### Stored data entries:

####

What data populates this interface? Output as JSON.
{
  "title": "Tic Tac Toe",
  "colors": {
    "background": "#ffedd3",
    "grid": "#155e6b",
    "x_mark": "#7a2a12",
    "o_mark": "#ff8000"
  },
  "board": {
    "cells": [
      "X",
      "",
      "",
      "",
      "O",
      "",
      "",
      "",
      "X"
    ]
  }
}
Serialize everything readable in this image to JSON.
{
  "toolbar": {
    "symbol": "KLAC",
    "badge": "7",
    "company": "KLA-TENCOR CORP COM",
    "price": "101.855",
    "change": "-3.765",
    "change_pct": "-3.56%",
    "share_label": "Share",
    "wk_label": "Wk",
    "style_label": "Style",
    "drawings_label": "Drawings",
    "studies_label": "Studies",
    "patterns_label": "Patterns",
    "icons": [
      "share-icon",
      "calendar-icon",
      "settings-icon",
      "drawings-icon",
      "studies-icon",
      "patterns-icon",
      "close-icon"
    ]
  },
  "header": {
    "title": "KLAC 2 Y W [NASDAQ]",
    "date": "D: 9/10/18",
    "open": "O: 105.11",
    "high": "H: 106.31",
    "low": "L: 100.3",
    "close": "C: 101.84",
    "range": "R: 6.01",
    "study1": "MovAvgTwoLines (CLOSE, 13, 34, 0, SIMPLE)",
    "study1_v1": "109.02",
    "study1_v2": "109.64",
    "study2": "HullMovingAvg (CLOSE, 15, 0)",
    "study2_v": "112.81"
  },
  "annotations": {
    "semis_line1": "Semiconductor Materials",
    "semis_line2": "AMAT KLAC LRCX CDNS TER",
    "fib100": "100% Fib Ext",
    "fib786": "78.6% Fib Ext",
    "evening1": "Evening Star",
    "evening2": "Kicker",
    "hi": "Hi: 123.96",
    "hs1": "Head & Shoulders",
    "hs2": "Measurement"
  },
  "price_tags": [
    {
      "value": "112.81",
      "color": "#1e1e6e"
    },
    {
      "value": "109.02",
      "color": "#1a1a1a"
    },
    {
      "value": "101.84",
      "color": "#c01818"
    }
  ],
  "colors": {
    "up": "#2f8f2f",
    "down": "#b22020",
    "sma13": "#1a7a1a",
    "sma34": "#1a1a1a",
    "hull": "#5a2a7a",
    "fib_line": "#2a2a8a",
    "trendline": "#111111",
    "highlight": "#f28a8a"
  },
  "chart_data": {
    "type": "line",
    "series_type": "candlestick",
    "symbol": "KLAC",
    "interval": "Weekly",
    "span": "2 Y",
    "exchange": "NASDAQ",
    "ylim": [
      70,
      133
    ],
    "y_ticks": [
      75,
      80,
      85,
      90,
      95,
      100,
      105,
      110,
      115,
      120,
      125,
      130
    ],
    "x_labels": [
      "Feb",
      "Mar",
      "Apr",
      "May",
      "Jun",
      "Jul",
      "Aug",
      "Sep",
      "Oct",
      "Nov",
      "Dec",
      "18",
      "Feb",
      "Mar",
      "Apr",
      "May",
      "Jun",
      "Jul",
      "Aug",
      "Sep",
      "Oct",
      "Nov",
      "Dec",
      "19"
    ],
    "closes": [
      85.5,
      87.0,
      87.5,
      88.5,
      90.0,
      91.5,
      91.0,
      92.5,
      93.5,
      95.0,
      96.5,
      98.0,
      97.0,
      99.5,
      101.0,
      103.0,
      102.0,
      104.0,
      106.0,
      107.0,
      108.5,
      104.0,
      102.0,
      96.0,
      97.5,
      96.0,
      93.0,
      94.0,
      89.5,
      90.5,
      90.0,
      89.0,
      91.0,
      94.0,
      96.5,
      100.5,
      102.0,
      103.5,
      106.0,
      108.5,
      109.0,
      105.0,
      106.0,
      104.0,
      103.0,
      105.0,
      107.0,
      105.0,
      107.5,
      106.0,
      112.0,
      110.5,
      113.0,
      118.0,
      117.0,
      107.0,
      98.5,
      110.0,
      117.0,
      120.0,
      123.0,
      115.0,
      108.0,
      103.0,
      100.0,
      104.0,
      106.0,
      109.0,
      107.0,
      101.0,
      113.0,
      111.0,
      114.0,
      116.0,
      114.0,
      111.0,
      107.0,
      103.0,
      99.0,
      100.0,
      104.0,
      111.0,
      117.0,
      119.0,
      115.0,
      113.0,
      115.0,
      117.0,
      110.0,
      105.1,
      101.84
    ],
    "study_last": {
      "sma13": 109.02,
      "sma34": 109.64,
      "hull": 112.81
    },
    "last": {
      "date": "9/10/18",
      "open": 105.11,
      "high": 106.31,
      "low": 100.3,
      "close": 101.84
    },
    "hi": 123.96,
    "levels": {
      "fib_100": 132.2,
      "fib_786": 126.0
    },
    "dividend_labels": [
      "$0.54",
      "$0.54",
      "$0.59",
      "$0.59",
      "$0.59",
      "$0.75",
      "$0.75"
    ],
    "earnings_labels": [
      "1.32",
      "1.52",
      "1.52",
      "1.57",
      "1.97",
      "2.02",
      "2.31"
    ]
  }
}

####

### The request:
Print the whole listing exactly as it is.

### Worked solution:
What data populates this interface? Output as JSON.
{
  "title": "Tic Tac Toe",
  "colors": {
    "background": "#ffedd3",
    "grid": "#155e6b",
    "x_mark": "#7a2a12",
    "o_mark": "#ff8000"
  },
  "board": {
    "cells": [
      "X",
      "",
      "",
      "",
      "O",
      "",
      "",
      "",
      "X"
    ]
  }
}
Serialize everything readable in this image to JSON.
{
  "toolbar": {
    "symbol": "KLAC",
    "badge": "7",
    "company": "KLA-TENCOR CORP COM",
    "price": "101.855",
    "change": "-3.765",
    "change_pct": "-3.56%",
    "share_label": "Share",
    "wk_label": "Wk",
    "style_label": "Style",
    "drawings_label": "Drawings",
    "studies_label": "Studies",
    "patterns_label": "Patterns",
    "icons": [
      "share-icon",
      "calendar-icon",
      "settings-icon",
      "drawings-icon",
      "studies-icon",
      "patterns-icon",
      "close-icon"
    ]
  },
  "header": {
    "title": "KLAC 2 Y W [NASDAQ]",
    "date": "D: 9/10/18",
    "open": "O: 105.11",
    "high": "H: 106.31",
    "low": "L: 100.3",
    "close": "C: 101.84",
    "range": "R: 6.01",
    "study1": "MovAvgTwoLines (CLOSE, 13, 34, 0, SIMPLE)",
    "study1_v1": "109.02",
    "study1_v2": "109.64",
    "study2": "HullMovingAvg (CLOSE, 15, 0)",
    "study2_v": "112.81"
  },
  "annotations": {
    "semis_line1": "Semiconductor Materials",
    "semis_line2": "AMAT KLAC LRCX CDNS TER",
    "fib100": "100% Fib Ext",
    "fib786": "78.6% Fib Ext",
    "evening1": "Evening Star",
    "evening2": "Kicker",
    "hi": "Hi: 123.96",
    "hs1": "Head & Shoulders",
    "hs2": "Measurement"
  },
  "price_tags": [
    {
      "value": "112.81",
      "color": "#1e1e6e"
    },
    {
      "value": "109.02",
      "color": "#1a1a1a"
    },
    {
      "value": "101.84",
      "color": "#c01818"
    }
  ],
  "colors": {
    "up": "#2f8f2f",
    "down": "#b22020",
    "sma13": "#1a7a1a",
    "sma34": "#1a1a1a",
    "hull": "#5a2a7a",
    "fib_line": "#2a2a8a",
    "trendline": "#111111",
    "highlight": "#f28a8a"
  },
  "chart_data": {
    "type": "line",
    "series_type": "candlestick",
    "symbol": "KLAC",
    "interval": "Weekly",
    "span": "2 Y",
    "exchange": "NASDAQ",
    "ylim": [
      70,
      133
    ],
    "y_ticks": [
      75,
      80,
      85,
      90,
      95,
      100,
      105,
      110,
      115,
      120,
      125,
      130
    ],
    "x_labels": [
      "Feb",
      "Mar",
      "Apr",
      "May",
      "Jun",
      "Jul",
      "Aug",
      "Sep",
      "Oct",
      "Nov",
      "Dec",
      "18",
      "Feb",
      "Mar",
      "Apr",
      "May",
      "Jun",
      "Jul",
      "Aug",
      "Sep",
      "Oct",
      "Nov",
      "Dec",
      "19"
    ],
    "closes": [
      85.5,
      87.0,
      87.5,
      88.5,
      90.0,
      91.5,
      91.0,
      92.5,
      93.5,
      95.0,
      96.5,
      98.0,
      97.0,
      99.5,
      101.0,
      103.0,
      102.0,
      104.0,
      106.0,
      107.0,
      108.5,
      104.0,
      102.0,
      96.0,
      97.5,
      96.0,
      93.0,
      94.0,
      89.5,
      90.5,
      90.0,
      89.0,
      91.0,
      94.0,
      96.5,
      100.5,
      102.0,
      103.5,
      106.0,
      108.5,
      109.0,
      105.0,
      106.0,
      104.0,
      103.0,
      105.0,
      107.0,
      105.0,
      107.5,
      106.0,
      112.0,
      110.5,
      113.0,
      118.0,
      117.0,
      107.0,
      98.5,
      110.0,
      117.0,
      120.0,
      123.0,
      115.0,
      108.0,
      103.0,
      100.0,
      104.0,
      106.0,
      109.0,
      107.0,
      101.0,
      113.0,
      111.0,
      114.0,
      116.0,
      114.0,
      111.0,
      107.0,
      103.0,
      99.0,
      100.0,
      104.0,
      111.0,
      117.0,
      119.0,
      115.0,
      113.0,
      115.0,
      117.0,
      110.0,
      105.1,
      101.84
    ],
    "study_last": {
      "sma13": 109.02,
      "sma34": 109.64,
      "hull": 112.81
    },
    "last": {
      "date": "9/10/18",
      "open": 105.11,
      "high": 106.31,
      "low": 100.3,
      "close": 101.84
    },
    "hi": 123.96,
    "levels": {
      "fib_100": 132.2,
      "fib_786": 126.0
    },
    "dividend_labels": [
      "$0.54",
      "$0.54",
      "$0.59",
      "$0.59",
      "$0.59",
      "$0.75",
      "$0.75"
    ],
    "earnings_labels": [
      "1.32",
      "1.52",
      "1.52",
      "1.57",
      "1.97",
      "2.02",
      "2.31"
    ]
  }
}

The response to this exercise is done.